_Items from a data source_.
====
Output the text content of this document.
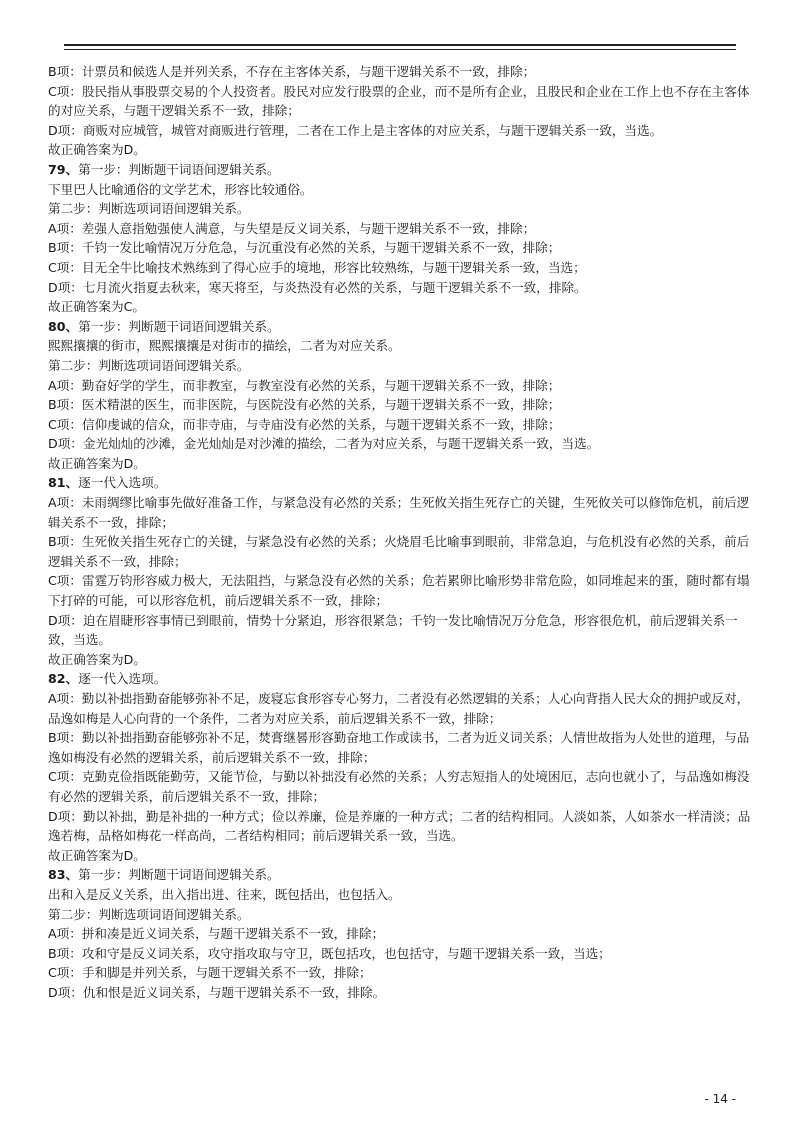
B项：计票员和候选人是并列关系，不存在主客体关系，与题干逻辑关系不一致，排除；
C项：股民指从事股票交易的个人投资者。股民对应发行股票的企业，而不是所有企业，且股民和企业在工作上也不存在主客体的对应关系，与题干逻辑关系不一致，排除；
D项：商贩对应城管，城管对商贩进行管理，二者在工作上是主客体的对应关系，与题干逻辑关系一致，当选。
故正确答案为D。
79、第一步：判断题干词语间逻辑关系。
下里巴人比喻通俗的文学艺术，形容比较通俗。
第二步：判断选项词语间逻辑关系。
A项：差强人意指勉强使人满意，与失望是反义词关系，与题干逻辑关系不一致，排除；
B项：千钧一发比喻情况万分危急，与沉重没有必然的关系，与题干逻辑关系不一致，排除；
C项：目无全牛比喻技术熟练到了得心应手的境地，形容比较熟练，与题干逻辑关系一致，当选；
D项：七月流火指夏去秋来，寒天将至，与炎热没有必然的关系，与题干逻辑关系不一致，排除。
故正确答案为C。
80、第一步：判断题干词语间逻辑关系。
熙熙攘攘的街市，熙熙攘攘是对街市的描绘，二者为对应关系。
第二步：判断选项词语间逻辑关系。
A项：勤奋好学的学生，而非教室，与教室没有必然的关系，与题干逻辑关系不一致，排除；
B项：医术精湛的医生，而非医院，与医院没有必然的关系，与题干逻辑关系不一致，排除；
C项：信仰虔诚的信众，而非寺庙，与寺庙没有必然的关系，与题干逻辑关系不一致，排除；
D项：金光灿灿的沙滩，金光灿灿是对沙滩的描绘，二者为对应关系，与题干逻辑关系一致，当选。
故正确答案为D。
81、逐一代入选项。
A项：未雨绸缪比喻事先做好准备工作，与紧急没有必然的关系；生死攸关指生死存亡的关键，生死攸关可以修饰危机，前后逻辑关系不一致，排除；
B项：生死攸关指生死存亡的关键，与紧急没有必然的关系；火烧眉毛比喻事到眼前，非常急迫，与危机没有必然的关系，前后逻辑关系不一致，排除；
C项：雷霆万钧形容威力极大，无法阻挡，与紧急没有必然的关系；危若累卵比喻形势非常危险，如同堆起来的蛋，随时都有塌下打碎的可能，可以形容危机，前后逻辑关系不一致，排除；
D项：迫在眉睫形容事情已到眼前，情势十分紧迫，形容很紧急；千钧一发比喻情况万分危急，形容很危机，前后逻辑关系一致，当选。
故正确答案为D。
82、逐一代入选项。
A项：勤以补拙指勤奋能够弥补不足，废寝忘食形容专心努力，二者没有必然逻辑的关系；人心向背指人民大众的拥护或反对，品逸如梅是人心向背的一个条件，二者为对应关系，前后逻辑关系不一致，排除；
B项：勤以补拙指勤奋能够弥补不足，焚膏继晷形容勤奋地工作或读书，二者为近义词关系；人情世故指为人处世的道理，与品逸如梅没有必然的逻辑关系，前后逻辑关系不一致，排除；
C项：克勤克俭指既能勤劳，又能节俭，与勤以补拙没有必然的关系；人穷志短指人的处境困厄，志向也就小了，与品逸如梅没有必然的逻辑关系，前后逻辑关系不一致，排除；
D项：勤以补拙，勤是补拙的一种方式；俭以养廉，俭是养廉的一种方式；二者的结构相同。人淡如茶，人如茶水一样清淡；品逸若梅，品格如梅花一样高尚，二者结构相同；前后逻辑关系一致，当选。
故正确答案为D。
83、第一步：判断题干词语间逻辑关系。
出和入是反义关系，出入指出进、往来，既包括出，也包括入。
第二步：判断选项词语间逻辑关系。
A项：拼和凑是近义词关系，与题干逻辑关系不一致，排除；
B项：攻和守是反义词关系，攻守指攻取与守卫，既包括攻，也包括守，与题干逻辑关系一致，当选；
C项：手和脚是并列关系，与题干逻辑关系不一致，排除；
D项：仇和恨是近义词关系，与题干逻辑关系不一致，排除。
- 14 -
====
_Exercise directions_.
Without the pictures, reproduce every line of the records above exactly.

_Worked solution_.
Output the text content of this document.
B项：计票员和候选人是并列关系，不存在主客体关系，与题干逻辑关系不一致，排除；
C项：股民指从事股票交易的个人投资者。股民对应发行股票的企业，而不是所有企业，且股民和企业在工作上也不存在主客体的对应关系，与题干逻辑关系不一致，排除；
D项：商贩对应城管，城管对商贩进行管理，二者在工作上是主客体的对应关系，与题干逻辑关系一致，当选。
故正确答案为D。
79、第一步：判断题干词语间逻辑关系。
下里巴人比喻通俗的文学艺术，形容比较通俗。
第二步：判断选项词语间逻辑关系。
A项：差强人意指勉强使人满意，与失望是反义词关系，与题干逻辑关系不一致，排除；
B项：千钧一发比喻情况万分危急，与沉重没有必然的关系，与题干逻辑关系不一致，排除；
C项：目无全牛比喻技术熟练到了得心应手的境地，形容比较熟练，与题干逻辑关系一致，当选；
D项：七月流火指夏去秋来，寒天将至，与炎热没有必然的关系，与题干逻辑关系不一致，排除。
故正确答案为C。
80、第一步：判断题干词语间逻辑关系。
熙熙攘攘的街市，熙熙攘攘是对街市的描绘，二者为对应关系。
第二步：判断选项词语间逻辑关系。
A项：勤奋好学的学生，而非教室，与教室没有必然的关系，与题干逻辑关系不一致，排除；
B项：医术精湛的医生，而非医院，与医院没有必然的关系，与题干逻辑关系不一致，排除；
C项：信仰虔诚的信众，而非寺庙，与寺庙没有必然的关系，与题干逻辑关系不一致，排除；
D项：金光灿灿的沙滩，金光灿灿是对沙滩的描绘，二者为对应关系，与题干逻辑关系一致，当选。
故正确答案为D。
81、逐一代入选项。
A项：未雨绸缪比喻事先做好准备工作，与紧急没有必然的关系；生死攸关指生死存亡的关键，生死攸关可以修饰危机，前后逻辑关系不一致，排除；
B项：生死攸关指生死存亡的关键，与紧急没有必然的关系；火烧眉毛比喻事到眼前，非常急迫，与危机没有必然的关系，前后逻辑关系不一致，排除；
C项：雷霆万钧形容威力极大，无法阻挡，与紧急没有必然的关系；危若累卵比喻形势非常危险，如同堆起来的蛋，随时都有塌下打碎的可能，可以形容危机，前后逻辑关系不一致，排除；
D项：迫在眉睫形容事情已到眼前，情势十分紧迫，形容很紧急；千钧一发比喻情况万分危急，形容很危机，前后逻辑关系一致，当选。
故正确答案为D。
82、逐一代入选项。
A项：勤以补拙指勤奋能够弥补不足，废寝忘食形容专心努力，二者没有必然逻辑的关系；人心向背指人民大众的拥护或反对，品逸如梅是人心向背的一个条件，二者为对应关系，前后逻辑关系不一致，排除；
B项：勤以补拙指勤奋能够弥补不足，焚膏继晷形容勤奋地工作或读书，二者为近义词关系；人情世故指为人处世的道理，与品逸如梅没有必然的逻辑关系，前后逻辑关系不一致，排除；
C项：克勤克俭指既能勤劳，又能节俭，与勤以补拙没有必然的关系；人穷志短指人的处境困厄，志向也就小了，与品逸如梅没有必然的逻辑关系，前后逻辑关系不一致，排除；
D项：勤以补拙，勤是补拙的一种方式；俭以养廉，俭是养廉的一种方式；二者的结构相同。人淡如茶，人如茶水一样清淡；品逸若梅，品格如梅花一样高尚，二者结构相同；前后逻辑关系一致，当选。
故正确答案为D。
83、第一步：判断题干词语间逻辑关系。
出和入是反义关系，出入指出进、往来，既包括出，也包括入。
第二步：判断选项词语间逻辑关系。
A项：拼和凑是近义词关系，与题干逻辑关系不一致，排除；
B项：攻和守是反义词关系，攻守指攻取与守卫，既包括攻，也包括守，与题干逻辑关系一致，当选；
C项：手和脚是并列关系，与题干逻辑关系不一致，排除；
D项：仇和恨是近义词关系，与题干逻辑关系不一致，排除。
- 14 -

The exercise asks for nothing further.